→ The exercise: Wherever a line in the data below holds "name", copy that line.

Figure collection entries:
--------------------------------------------------

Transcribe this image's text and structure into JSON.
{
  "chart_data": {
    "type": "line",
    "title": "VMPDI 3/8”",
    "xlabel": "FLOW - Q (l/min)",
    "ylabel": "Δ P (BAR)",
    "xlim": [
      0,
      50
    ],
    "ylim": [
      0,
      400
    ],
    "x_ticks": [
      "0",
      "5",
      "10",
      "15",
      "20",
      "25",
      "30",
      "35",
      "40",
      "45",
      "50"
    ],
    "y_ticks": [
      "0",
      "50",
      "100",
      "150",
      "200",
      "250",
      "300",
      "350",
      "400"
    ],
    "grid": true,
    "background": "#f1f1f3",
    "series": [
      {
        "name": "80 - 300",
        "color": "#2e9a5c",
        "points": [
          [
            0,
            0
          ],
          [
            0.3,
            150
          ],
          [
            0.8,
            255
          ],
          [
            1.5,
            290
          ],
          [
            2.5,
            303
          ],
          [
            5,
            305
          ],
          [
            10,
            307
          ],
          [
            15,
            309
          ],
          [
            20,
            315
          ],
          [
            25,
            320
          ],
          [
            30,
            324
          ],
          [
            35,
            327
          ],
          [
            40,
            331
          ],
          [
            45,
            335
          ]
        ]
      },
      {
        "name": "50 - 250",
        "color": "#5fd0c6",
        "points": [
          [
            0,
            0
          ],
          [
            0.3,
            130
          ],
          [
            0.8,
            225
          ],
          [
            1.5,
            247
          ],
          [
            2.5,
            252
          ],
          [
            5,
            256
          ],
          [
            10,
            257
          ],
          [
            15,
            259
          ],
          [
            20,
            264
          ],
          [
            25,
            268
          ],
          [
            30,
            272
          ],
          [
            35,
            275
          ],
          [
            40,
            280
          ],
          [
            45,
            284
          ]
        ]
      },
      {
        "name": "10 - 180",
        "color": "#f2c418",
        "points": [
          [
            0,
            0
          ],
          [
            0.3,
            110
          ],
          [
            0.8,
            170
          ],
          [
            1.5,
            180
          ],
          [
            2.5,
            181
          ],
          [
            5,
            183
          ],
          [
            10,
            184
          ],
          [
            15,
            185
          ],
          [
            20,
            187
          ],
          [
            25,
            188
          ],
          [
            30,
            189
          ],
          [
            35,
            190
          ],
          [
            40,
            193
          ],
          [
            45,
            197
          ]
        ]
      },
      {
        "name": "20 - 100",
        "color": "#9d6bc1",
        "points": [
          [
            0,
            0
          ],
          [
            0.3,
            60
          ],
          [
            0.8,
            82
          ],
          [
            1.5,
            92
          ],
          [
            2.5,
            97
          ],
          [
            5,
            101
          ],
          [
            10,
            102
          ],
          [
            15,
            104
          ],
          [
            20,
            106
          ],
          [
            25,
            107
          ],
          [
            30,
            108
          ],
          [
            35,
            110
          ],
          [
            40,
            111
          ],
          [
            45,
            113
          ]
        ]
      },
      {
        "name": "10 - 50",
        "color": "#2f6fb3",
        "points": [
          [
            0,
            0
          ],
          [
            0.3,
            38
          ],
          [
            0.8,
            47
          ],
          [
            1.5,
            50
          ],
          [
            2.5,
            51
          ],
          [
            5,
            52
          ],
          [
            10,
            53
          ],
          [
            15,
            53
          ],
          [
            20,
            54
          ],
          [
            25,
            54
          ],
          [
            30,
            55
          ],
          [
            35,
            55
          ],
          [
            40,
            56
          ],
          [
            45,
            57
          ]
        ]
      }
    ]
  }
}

--------------------------------------------------

→ In response:
        "name": "80 - 300",
        "name": "50 - 250",
        "name": "10 - 180",
        "name": "20 - 100",
        "name": "10 - 50",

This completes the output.